• Material supplied:
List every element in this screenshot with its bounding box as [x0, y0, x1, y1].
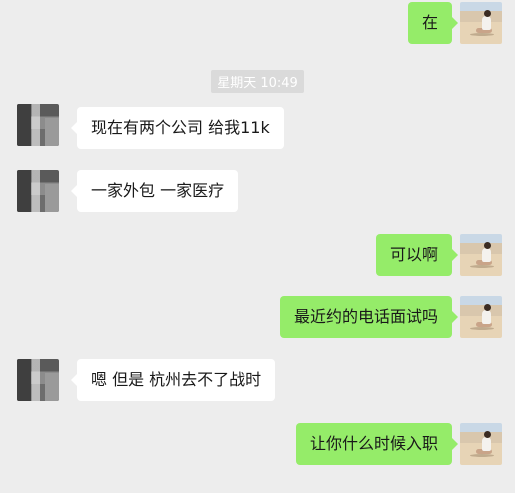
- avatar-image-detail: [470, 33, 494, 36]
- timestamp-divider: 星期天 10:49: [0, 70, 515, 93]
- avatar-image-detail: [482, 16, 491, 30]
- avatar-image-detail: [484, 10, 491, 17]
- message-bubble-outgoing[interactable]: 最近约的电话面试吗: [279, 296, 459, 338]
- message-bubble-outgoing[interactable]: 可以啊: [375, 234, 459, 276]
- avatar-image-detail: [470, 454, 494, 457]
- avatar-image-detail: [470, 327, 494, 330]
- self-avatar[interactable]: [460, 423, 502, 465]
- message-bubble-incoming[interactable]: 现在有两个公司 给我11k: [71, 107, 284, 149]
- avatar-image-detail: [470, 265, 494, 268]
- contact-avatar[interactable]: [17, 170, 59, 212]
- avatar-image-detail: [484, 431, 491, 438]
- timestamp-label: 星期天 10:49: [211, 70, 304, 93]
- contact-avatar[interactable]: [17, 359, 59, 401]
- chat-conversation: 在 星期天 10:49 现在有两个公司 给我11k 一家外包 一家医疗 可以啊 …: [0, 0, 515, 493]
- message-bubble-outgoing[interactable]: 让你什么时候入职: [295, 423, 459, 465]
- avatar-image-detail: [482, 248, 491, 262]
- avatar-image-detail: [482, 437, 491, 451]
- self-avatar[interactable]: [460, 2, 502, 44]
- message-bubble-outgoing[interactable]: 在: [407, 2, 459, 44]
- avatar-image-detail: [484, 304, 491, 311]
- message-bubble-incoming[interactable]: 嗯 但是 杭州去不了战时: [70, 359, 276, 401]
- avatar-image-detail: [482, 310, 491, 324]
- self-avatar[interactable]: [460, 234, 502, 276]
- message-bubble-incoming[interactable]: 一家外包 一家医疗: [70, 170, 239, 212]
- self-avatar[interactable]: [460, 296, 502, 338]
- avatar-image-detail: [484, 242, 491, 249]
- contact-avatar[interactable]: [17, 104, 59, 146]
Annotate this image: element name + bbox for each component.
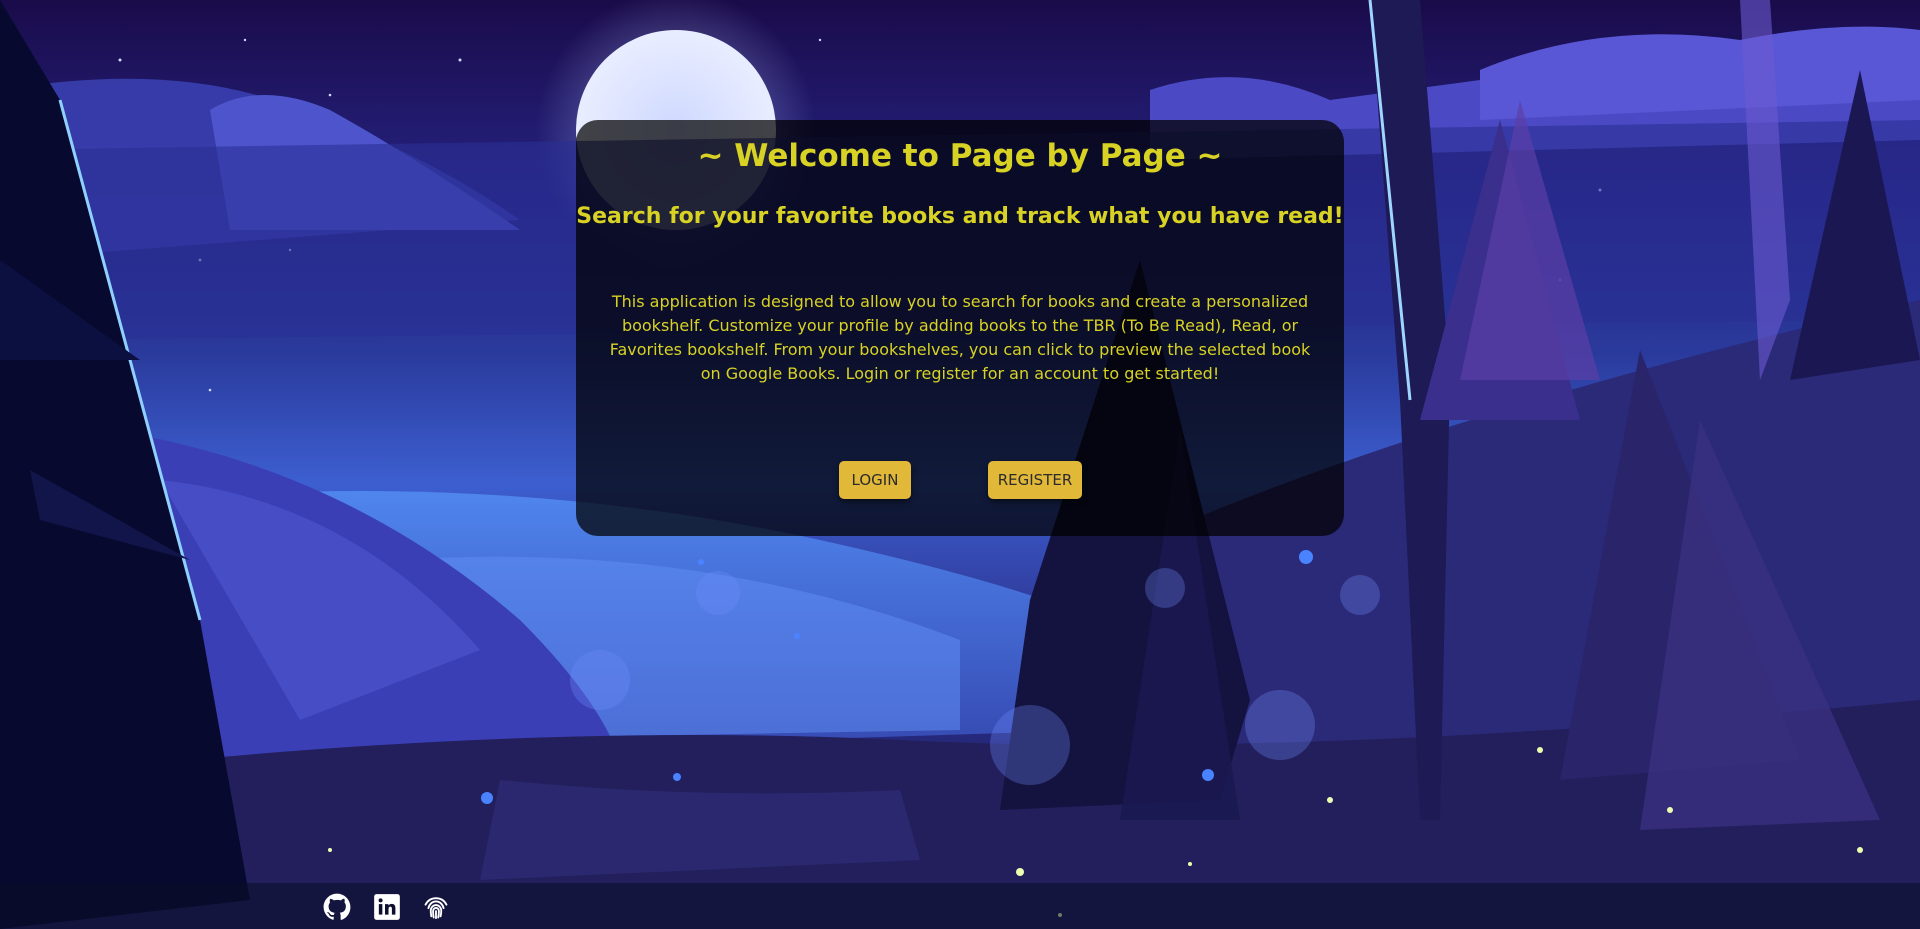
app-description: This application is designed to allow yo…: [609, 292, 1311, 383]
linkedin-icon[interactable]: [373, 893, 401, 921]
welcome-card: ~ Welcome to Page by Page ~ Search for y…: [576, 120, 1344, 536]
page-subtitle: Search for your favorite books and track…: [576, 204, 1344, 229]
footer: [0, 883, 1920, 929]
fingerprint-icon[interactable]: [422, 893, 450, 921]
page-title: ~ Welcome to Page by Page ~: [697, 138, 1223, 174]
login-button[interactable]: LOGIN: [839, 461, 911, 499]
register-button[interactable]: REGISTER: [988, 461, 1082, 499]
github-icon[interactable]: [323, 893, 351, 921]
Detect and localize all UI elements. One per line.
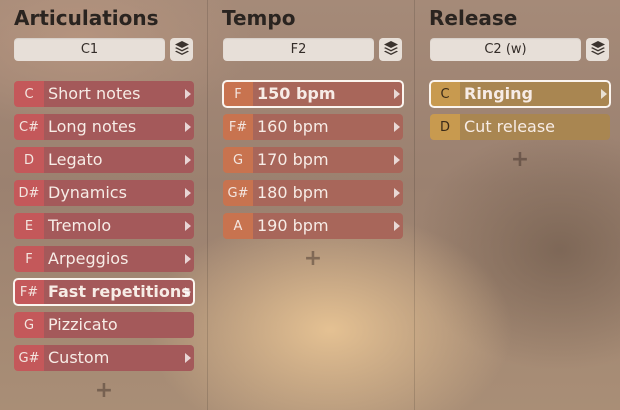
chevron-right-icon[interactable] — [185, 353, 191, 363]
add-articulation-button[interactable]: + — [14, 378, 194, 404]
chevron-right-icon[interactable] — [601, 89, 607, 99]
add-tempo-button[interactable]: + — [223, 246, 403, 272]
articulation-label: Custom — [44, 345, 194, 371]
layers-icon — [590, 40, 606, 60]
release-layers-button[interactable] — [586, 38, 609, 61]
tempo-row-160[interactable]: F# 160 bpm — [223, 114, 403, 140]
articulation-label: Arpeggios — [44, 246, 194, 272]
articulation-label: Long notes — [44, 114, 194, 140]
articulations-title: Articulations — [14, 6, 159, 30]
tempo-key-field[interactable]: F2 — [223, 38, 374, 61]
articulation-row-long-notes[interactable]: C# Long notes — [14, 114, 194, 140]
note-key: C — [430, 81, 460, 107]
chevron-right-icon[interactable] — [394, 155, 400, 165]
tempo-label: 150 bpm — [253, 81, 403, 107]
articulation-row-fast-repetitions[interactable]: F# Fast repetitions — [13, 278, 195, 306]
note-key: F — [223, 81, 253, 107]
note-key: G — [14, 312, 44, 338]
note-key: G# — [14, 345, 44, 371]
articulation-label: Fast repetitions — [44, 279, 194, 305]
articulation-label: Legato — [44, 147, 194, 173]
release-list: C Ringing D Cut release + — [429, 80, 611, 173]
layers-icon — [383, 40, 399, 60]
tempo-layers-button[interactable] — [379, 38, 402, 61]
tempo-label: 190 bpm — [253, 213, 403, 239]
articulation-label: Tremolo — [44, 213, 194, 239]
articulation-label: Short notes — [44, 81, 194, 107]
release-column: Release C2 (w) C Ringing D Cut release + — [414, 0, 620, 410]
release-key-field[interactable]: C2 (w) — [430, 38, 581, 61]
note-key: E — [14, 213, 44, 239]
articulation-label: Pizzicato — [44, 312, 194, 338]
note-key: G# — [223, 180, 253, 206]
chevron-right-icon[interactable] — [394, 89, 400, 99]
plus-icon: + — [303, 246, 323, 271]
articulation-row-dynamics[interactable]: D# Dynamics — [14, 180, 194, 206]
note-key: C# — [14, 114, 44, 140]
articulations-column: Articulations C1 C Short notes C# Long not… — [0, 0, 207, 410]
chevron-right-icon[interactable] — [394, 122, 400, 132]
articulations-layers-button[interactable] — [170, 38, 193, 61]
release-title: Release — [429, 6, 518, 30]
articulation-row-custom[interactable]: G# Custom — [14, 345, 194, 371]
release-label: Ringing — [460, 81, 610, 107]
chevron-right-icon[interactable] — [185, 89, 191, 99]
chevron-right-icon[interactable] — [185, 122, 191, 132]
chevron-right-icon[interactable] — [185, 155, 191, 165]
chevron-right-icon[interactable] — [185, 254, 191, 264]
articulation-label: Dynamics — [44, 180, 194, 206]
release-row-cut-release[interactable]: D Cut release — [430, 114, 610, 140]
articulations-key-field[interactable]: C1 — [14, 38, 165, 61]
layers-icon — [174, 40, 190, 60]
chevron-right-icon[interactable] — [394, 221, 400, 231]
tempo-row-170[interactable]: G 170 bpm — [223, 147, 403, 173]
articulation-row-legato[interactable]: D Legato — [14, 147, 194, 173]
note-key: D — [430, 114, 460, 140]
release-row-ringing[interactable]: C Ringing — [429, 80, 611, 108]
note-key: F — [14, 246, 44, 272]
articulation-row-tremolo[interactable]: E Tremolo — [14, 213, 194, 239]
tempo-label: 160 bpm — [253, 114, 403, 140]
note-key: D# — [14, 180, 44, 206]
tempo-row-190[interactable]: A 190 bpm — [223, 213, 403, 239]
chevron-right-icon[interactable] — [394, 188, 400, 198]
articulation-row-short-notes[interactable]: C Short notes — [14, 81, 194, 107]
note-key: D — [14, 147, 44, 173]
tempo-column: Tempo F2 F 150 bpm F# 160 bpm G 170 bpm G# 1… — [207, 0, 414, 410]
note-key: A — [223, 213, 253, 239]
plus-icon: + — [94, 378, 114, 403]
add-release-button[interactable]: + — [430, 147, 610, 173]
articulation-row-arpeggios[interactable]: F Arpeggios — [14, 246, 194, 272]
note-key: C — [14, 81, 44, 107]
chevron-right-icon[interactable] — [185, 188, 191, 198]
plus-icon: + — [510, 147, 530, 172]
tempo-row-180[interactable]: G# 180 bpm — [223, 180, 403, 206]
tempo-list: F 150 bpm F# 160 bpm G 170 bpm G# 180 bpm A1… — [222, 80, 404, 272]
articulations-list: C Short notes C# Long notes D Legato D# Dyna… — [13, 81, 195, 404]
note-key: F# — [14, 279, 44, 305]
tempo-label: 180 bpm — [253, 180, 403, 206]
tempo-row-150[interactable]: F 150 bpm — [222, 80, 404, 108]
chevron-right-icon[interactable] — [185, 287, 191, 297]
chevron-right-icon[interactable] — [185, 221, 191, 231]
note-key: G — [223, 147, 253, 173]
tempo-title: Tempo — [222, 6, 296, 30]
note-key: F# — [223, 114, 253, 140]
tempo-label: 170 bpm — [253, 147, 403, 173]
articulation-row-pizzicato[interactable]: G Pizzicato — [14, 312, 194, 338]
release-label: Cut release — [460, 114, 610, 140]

• Goal: Rewrite the entries starting at the one containing "app-description: This application" and ending at the one containing "Detect and localize", changing "Page by Page" to "Book by Book" and leaving everything else as it is. Give only those lines.

• Task result:
app-description: This application is designed to allow yo…: [609, 292, 1311, 383]
linkedin-icon[interactable]: [373, 893, 401, 921]
welcome-card: ~ Welcome to Book by Book ~ Search for y…: [576, 120, 1344, 536]
page-subtitle: Search for your favorite books and track…: [576, 204, 1344, 229]
footer: [0, 883, 1920, 929]
fingerprint-icon[interactable]: [422, 893, 450, 921]
page-title: ~ Welcome to Book by Book ~: [697, 138, 1223, 174]
login-button[interactable]: LOGIN: [839, 461, 911, 499]
register-button[interactable]: REGISTER: [988, 461, 1082, 499]
github-icon[interactable]: [323, 893, 351, 921]
Detect and localize all UI elements. One per line.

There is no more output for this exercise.